Data records:
-- -- --

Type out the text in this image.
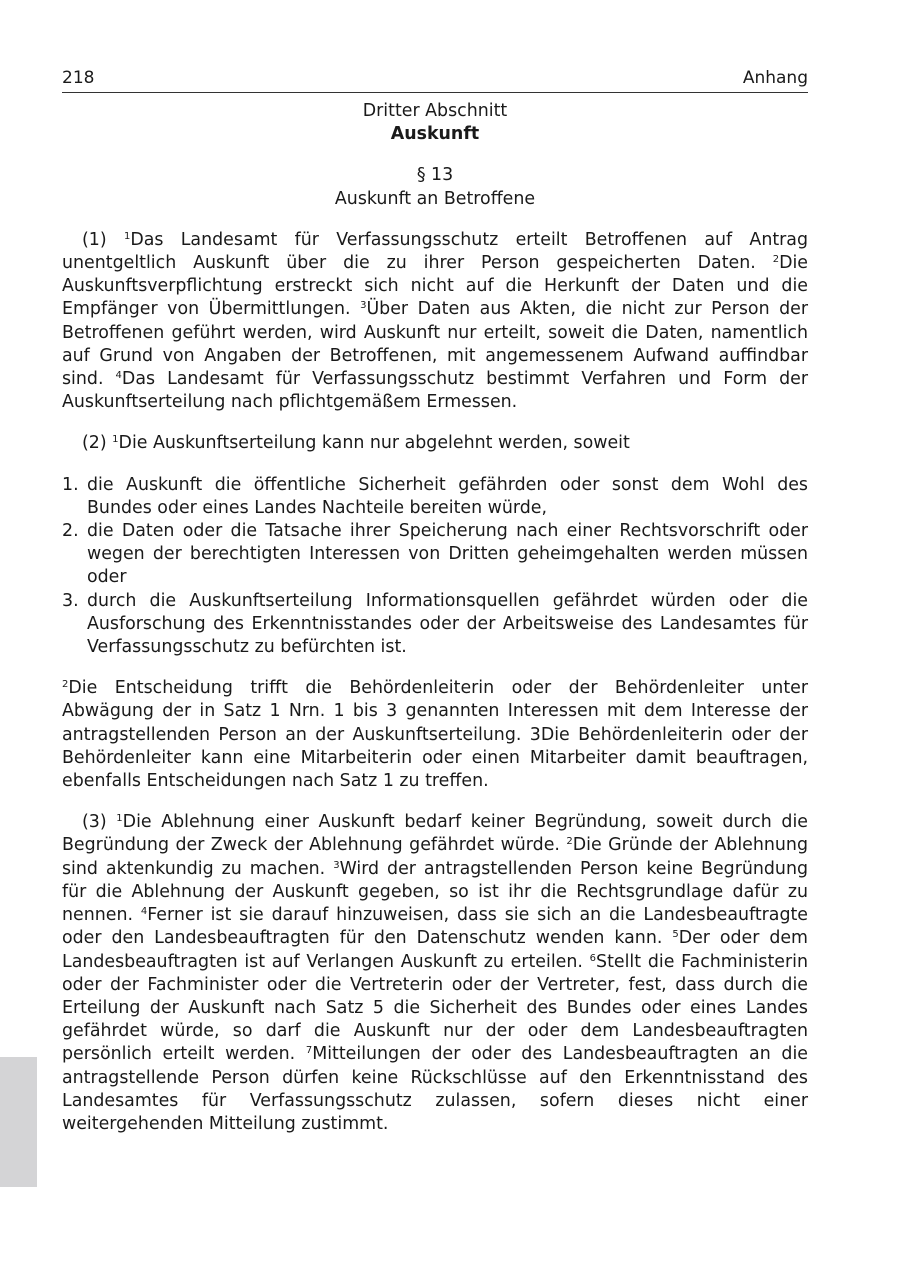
218	Anhang
Dritter Abschnitt
Auskunft
§ 13
Auskunft an Betroffene

(1) $^1$Das Landesamt für Verfassungsschutz erteilt Betroffenen auf Antrag unentgeltlich Auskunft über die zu ihrer Person gespeicherten Daten. $^2$Die Auskunftsverpflichtung erstreckt sich nicht auf die Herkunft der Daten und die Empfänger von Übermittlungen. $^3$Über Daten aus Akten, die nicht zur Person der Betroffenen geführt werden, wird Auskunft nur erteilt, soweit die Daten, namentlich auf Grund von Angaben der Betroffenen, mit angemessenem Aufwand auffindbar sind. $^4$Das Landesamt für Verfassungsschutz bestimmt Verfahren und Form der Auskunftserteilung nach pflichtgemäßem Ermessen.

(2) $^1$Die Auskunftserteilung kann nur abgelehnt werden, soweit

1. die Auskunft die öffentliche Sicherheit gefährden oder sonst dem Wohl des Bundes oder eines Landes Nachteile bereiten würde,
2. die Daten oder die Tatsache ihrer Speicherung nach einer Rechtsvorschrift oder wegen der berechtigten Interessen von Dritten geheimgehalten werden müssen oder
3. durch die Auskunftserteilung Informationsquellen gefährdet würden oder die Ausforschung des Erkenntnisstandes oder der Arbeitsweise des Landesamtes für Verfassungsschutz zu befürchten ist.

$^2$Die Entscheidung trifft die Behördenleiterin oder der Behördenleiter unter Abwägung der in Satz 1 Nrn. 1 bis 3 genannten Interessen mit dem Interesse der antragstellenden Person an der Auskunftserteilung. 3Die Behördenleiterin oder der Behördenleiter kann eine Mitarbeiterin oder einen Mitarbeiter damit beauftragen, ebenfalls Entscheidungen nach Satz 1 zu treffen.

(3) $^1$Die Ablehnung einer Auskunft bedarf keiner Begründung, soweit durch die Begründung der Zweck der Ablehnung gefährdet würde. $^2$Die Gründe der Ablehnung sind aktenkundig zu machen. $^3$Wird der antragstellenden Person keine Begründung für die Ablehnung der Auskunft gegeben, so ist ihr die Rechtsgrundlage dafür zu nennen. $^4$Ferner ist sie darauf hinzuweisen, dass sie sich an die Landesbeauftragte oder den Landesbeauftragten für den Datenschutz wenden kann. $^5$Der oder dem Landesbeauftragten ist auf Verlangen Auskunft zu erteilen. $^6$Stellt die Fachministerin oder der Fachminister oder die Vertreterin oder der Vertreter, fest, dass durch die Erteilung der Auskunft nach Satz 5 die Sicherheit des Bundes oder eines Landes gefährdet würde, so darf die Auskunft nur der oder dem Landesbeauftragten persönlich erteilt werden. $^7$Mitteilungen der oder des Landesbeauftragten an die antragstellende Person dürfen keine Rückschlüsse auf den Erkenntnisstand des Landesamtes für Verfassungsschutz zulassen, sofern dieses nicht einer weitergehenden Mitteilung zustimmt.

-- -- --

**TASK DESCRIPTION:** Each record must be quoted in full and exactly. Do not include the pictures.

**THE ANSWER:**
Type out the text in this image.
218	Anhang
Dritter Abschnitt
Auskunft
§ 13
Auskunft an Betroffene

(1) $^1$Das Landesamt für Verfassungsschutz erteilt Betroffenen auf Antrag unentgeltlich Auskunft über die zu ihrer Person gespeicherten Daten. $^2$Die Auskunftsverpflichtung erstreckt sich nicht auf die Herkunft der Daten und die Empfänger von Übermittlungen. $^3$Über Daten aus Akten, die nicht zur Person der Betroffenen geführt werden, wird Auskunft nur erteilt, soweit die Daten, namentlich auf Grund von Angaben der Betroffenen, mit angemessenem Aufwand auffindbar sind. $^4$Das Landesamt für Verfassungsschutz bestimmt Verfahren und Form der Auskunftserteilung nach pflichtgemäßem Ermessen.

(2) $^1$Die Auskunftserteilung kann nur abgelehnt werden, soweit

1. die Auskunft die öffentliche Sicherheit gefährden oder sonst dem Wohl des Bundes oder eines Landes Nachteile bereiten würde,
2. die Daten oder die Tatsache ihrer Speicherung nach einer Rechtsvorschrift oder wegen der berechtigten Interessen von Dritten geheimgehalten werden müssen oder
3. durch die Auskunftserteilung Informationsquellen gefährdet würden oder die Ausforschung des Erkenntnisstandes oder der Arbeitsweise des Landesamtes für Verfassungsschutz zu befürchten ist.

$^2$Die Entscheidung trifft die Behördenleiterin oder der Behördenleiter unter Abwägung der in Satz 1 Nrn. 1 bis 3 genannten Interessen mit dem Interesse der antragstellenden Person an der Auskunftserteilung. 3Die Behördenleiterin oder der Behördenleiter kann eine Mitarbeiterin oder einen Mitarbeiter damit beauftragen, ebenfalls Entscheidungen nach Satz 1 zu treffen.

(3) $^1$Die Ablehnung einer Auskunft bedarf keiner Begründung, soweit durch die Begründung der Zweck der Ablehnung gefährdet würde. $^2$Die Gründe der Ablehnung sind aktenkundig zu machen. $^3$Wird der antragstellenden Person keine Begründung für die Ablehnung der Auskunft gegeben, so ist ihr die Rechtsgrundlage dafür zu nennen. $^4$Ferner ist sie darauf hinzuweisen, dass sie sich an die Landesbeauftragte oder den Landesbeauftragten für den Datenschutz wenden kann. $^5$Der oder dem Landesbeauftragten ist auf Verlangen Auskunft zu erteilen. $^6$Stellt die Fachministerin oder der Fachminister oder die Vertreterin oder der Vertreter, fest, dass durch die Erteilung der Auskunft nach Satz 5 die Sicherheit des Bundes oder eines Landes gefährdet würde, so darf die Auskunft nur der oder dem Landesbeauftragten persönlich erteilt werden. $^7$Mitteilungen der oder des Landesbeauftragten an die antragstellende Person dürfen keine Rückschlüsse auf den Erkenntnisstand des Landesamtes für Verfassungsschutz zulassen, sofern dieses nicht einer weitergehenden Mitteilung zustimmt.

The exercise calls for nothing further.